**GIVEN PROBLEM:**
Transcribe the full listing exactly, and drop every picture.

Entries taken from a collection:
····················

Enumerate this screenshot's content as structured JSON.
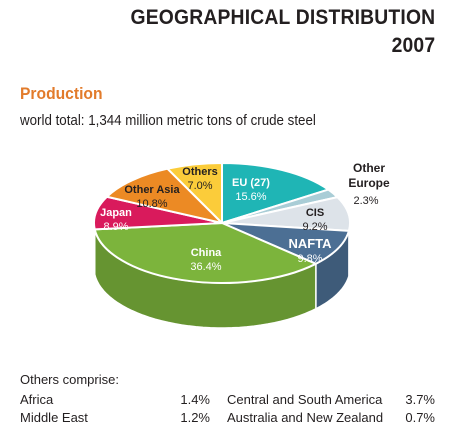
{
  "header": {
    "title_line1": "GEOGRAPHICAL DISTRIBUTION",
    "title_line2": "2007",
    "section": "Production",
    "subtitle": "world total: 1,344 million metric tons of crude steel"
  },
  "chart_data": {
    "type": "pie",
    "style": "3d",
    "unit": "%",
    "slices": [
      {
        "label": "EU (27)",
        "value": 15.6,
        "color": "#1fb5b5"
      },
      {
        "label": "Other Europe",
        "value": 2.3,
        "color": "#a9cdd6"
      },
      {
        "label": "CIS",
        "value": 9.2,
        "color": "#dde3e9"
      },
      {
        "label": "NAFTA",
        "value": 9.8,
        "color": "#4c6f94"
      },
      {
        "label": "China",
        "value": 36.4,
        "color": "#7cb43c"
      },
      {
        "label": "Japan",
        "value": 8.9,
        "color": "#d91a5c"
      },
      {
        "label": "Other Asia",
        "value": 10.8,
        "color": "#ec8a24"
      },
      {
        "label": "Others",
        "value": 7.0,
        "color": "#fbcc3a"
      }
    ]
  },
  "others": {
    "heading": "Others comprise:",
    "rows": [
      {
        "label": "Africa",
        "value": "1.4%"
      },
      {
        "label": "Middle East",
        "value": "1.2%"
      },
      {
        "label": "Central and South America",
        "value": "3.7%"
      },
      {
        "label": "Australia and New Zealand",
        "value": "0.7%"
      }
    ]
  }
}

····················

**RIGHT ANSWER:**
Enumerate this screenshot's content as structured JSON.
{
  "header": {
    "title_line1": "GEOGRAPHICAL DISTRIBUTION",
    "title_line2": "2007",
    "section": "Production",
    "subtitle": "world total: 1,344 million metric tons of crude steel"
  },
  "chart_data": {
    "type": "pie",
    "style": "3d",
    "unit": "%",
    "slices": [
      {
        "label": "EU (27)",
        "value": 15.6,
        "color": "#1fb5b5"
      },
      {
        "label": "Other Europe",
        "value": 2.3,
        "color": "#a9cdd6"
      },
      {
        "label": "CIS",
        "value": 9.2,
        "color": "#dde3e9"
      },
      {
        "label": "NAFTA",
        "value": 9.8,
        "color": "#4c6f94"
      },
      {
        "label": "China",
        "value": 36.4,
        "color": "#7cb43c"
      },
      {
        "label": "Japan",
        "value": 8.9,
        "color": "#d91a5c"
      },
      {
        "label": "Other Asia",
        "value": 10.8,
        "color": "#ec8a24"
      },
      {
        "label": "Others",
        "value": 7.0,
        "color": "#fbcc3a"
      }
    ]
  },
  "others": {
    "heading": "Others comprise:",
    "rows": [
      {
        "label": "Africa",
        "value": "1.4%"
      },
      {
        "label": "Middle East",
        "value": "1.2%"
      },
      {
        "label": "Central and South America",
        "value": "3.7%"
      },
      {
        "label": "Australia and New Zealand",
        "value": "0.7%"
      }
    ]
  }
}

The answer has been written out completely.